▸ **Aim**: Retype every entry word for word.
====== Provided data ======
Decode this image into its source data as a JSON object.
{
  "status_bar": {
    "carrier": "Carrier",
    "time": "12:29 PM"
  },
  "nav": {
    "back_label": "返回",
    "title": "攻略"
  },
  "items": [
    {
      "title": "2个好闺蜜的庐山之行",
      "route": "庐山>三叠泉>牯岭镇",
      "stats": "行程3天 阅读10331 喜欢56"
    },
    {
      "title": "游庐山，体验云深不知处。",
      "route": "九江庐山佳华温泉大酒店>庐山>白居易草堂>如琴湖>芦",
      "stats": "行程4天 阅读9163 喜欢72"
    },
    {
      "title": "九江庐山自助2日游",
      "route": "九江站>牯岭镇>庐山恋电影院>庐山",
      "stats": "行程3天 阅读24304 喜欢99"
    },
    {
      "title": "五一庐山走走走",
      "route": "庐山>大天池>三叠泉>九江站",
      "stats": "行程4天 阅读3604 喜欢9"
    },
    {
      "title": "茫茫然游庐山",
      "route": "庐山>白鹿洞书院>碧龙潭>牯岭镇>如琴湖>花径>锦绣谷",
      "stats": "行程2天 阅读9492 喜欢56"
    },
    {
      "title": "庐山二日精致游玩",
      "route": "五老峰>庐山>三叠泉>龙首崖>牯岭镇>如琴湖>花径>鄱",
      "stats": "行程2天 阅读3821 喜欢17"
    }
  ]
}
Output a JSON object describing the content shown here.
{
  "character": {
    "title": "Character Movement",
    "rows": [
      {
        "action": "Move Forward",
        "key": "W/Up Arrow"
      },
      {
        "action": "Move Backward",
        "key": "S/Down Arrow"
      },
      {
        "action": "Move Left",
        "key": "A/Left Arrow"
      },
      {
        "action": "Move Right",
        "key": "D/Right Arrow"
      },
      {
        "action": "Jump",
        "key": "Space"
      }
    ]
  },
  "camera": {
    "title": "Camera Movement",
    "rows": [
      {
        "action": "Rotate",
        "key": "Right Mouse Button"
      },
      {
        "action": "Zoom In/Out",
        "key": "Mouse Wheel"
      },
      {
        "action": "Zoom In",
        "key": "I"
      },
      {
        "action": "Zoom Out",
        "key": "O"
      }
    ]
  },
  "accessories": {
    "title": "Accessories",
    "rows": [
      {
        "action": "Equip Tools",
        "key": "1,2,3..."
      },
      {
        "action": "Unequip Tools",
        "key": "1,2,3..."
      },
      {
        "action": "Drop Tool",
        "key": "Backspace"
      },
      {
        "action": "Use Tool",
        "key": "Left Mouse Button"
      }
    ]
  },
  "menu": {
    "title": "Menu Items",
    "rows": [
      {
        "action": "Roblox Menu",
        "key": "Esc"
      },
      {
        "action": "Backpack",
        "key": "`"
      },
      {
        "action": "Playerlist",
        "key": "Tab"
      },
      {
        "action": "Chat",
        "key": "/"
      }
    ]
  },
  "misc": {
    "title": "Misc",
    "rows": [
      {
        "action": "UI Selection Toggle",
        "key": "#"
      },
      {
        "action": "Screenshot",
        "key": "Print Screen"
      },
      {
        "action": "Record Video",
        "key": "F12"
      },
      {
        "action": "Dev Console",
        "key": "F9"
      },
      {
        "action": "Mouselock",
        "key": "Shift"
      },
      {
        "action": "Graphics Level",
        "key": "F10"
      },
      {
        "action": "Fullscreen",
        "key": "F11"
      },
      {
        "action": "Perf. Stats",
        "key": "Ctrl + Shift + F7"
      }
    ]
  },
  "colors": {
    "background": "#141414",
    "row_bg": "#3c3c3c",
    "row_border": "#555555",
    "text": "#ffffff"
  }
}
======
▸ **Completed exercise**:
Decode this image into its source data as a JSON object.
{
  "status_bar": {
    "carrier": "Carrier",
    "time": "12:29 PM"
  },
  "nav": {
    "back_label": "返回",
    "title": "攻略"
  },
  "items": [
    {
      "title": "2个好闺蜜的庐山之行",
      "route": "庐山>三叠泉>牯岭镇",
      "stats": "行程3天 阅读10331 喜欢56"
    },
    {
      "title": "游庐山，体验云深不知处。",
      "route": "九江庐山佳华温泉大酒店>庐山>白居易草堂>如琴湖>芦",
      "stats": "行程4天 阅读9163 喜欢72"
    },
    {
      "title": "九江庐山自助2日游",
      "route": "九江站>牯岭镇>庐山恋电影院>庐山",
      "stats": "行程3天 阅读24304 喜欢99"
    },
    {
      "title": "五一庐山走走走",
      "route": "庐山>大天池>三叠泉>九江站",
      "stats": "行程4天 阅读3604 喜欢9"
    },
    {
      "title": "茫茫然游庐山",
      "route": "庐山>白鹿洞书院>碧龙潭>牯岭镇>如琴湖>花径>锦绣谷",
      "stats": "行程2天 阅读9492 喜欢56"
    },
    {
      "title": "庐山二日精致游玩",
      "route": "五老峰>庐山>三叠泉>龙首崖>牯岭镇>如琴湖>花径>鄱",
      "stats": "行程2天 阅读3821 喜欢17"
    }
  ]
}
Output a JSON object describing the content shown here.
{
  "character": {
    "title": "Character Movement",
    "rows": [
      {
        "action": "Move Forward",
        "key": "W/Up Arrow"
      },
      {
        "action": "Move Backward",
        "key": "S/Down Arrow"
      },
      {
        "action": "Move Left",
        "key": "A/Left Arrow"
      },
      {
        "action": "Move Right",
        "key": "D/Right Arrow"
      },
      {
        "action": "Jump",
        "key": "Space"
      }
    ]
  },
  "camera": {
    "title": "Camera Movement",
    "rows": [
      {
        "action": "Rotate",
        "key": "Right Mouse Button"
      },
      {
        "action": "Zoom In/Out",
        "key": "Mouse Wheel"
      },
      {
        "action": "Zoom In",
        "key": "I"
      },
      {
        "action": "Zoom Out",
        "key": "O"
      }
    ]
  },
  "accessories": {
    "title": "Accessories",
    "rows": [
      {
        "action": "Equip Tools",
        "key": "1,2,3..."
      },
      {
        "action": "Unequip Tools",
        "key": "1,2,3..."
      },
      {
        "action": "Drop Tool",
        "key": "Backspace"
      },
      {
        "action": "Use Tool",
        "key": "Left Mouse Button"
      }
    ]
  },
  "menu": {
    "title": "Menu Items",
    "rows": [
      {
        "action": "Roblox Menu",
        "key": "Esc"
      },
      {
        "action": "Backpack",
        "key": "`"
      },
      {
        "action": "Playerlist",
        "key": "Tab"
      },
      {
        "action": "Chat",
        "key": "/"
      }
    ]
  },
  "misc": {
    "title": "Misc",
    "rows": [
      {
        "action": "UI Selection Toggle",
        "key": "#"
      },
      {
        "action": "Screenshot",
        "key": "Print Screen"
      },
      {
        "action": "Record Video",
        "key": "F12"
      },
      {
        "action": "Dev Console",
        "key": "F9"
      },
      {
        "action": "Mouselock",
        "key": "Shift"
      },
      {
        "action": "Graphics Level",
        "key": "F10"
      },
      {
        "action": "Fullscreen",
        "key": "F11"
      },
      {
        "action": "Perf. Stats",
        "key": "Ctrl + Shift + F7"
      }
    ]
  },
  "colors": {
    "background": "#141414",
    "row_bg": "#3c3c3c",
    "row_border": "#555555",
    "text": "#ffffff"
  }
}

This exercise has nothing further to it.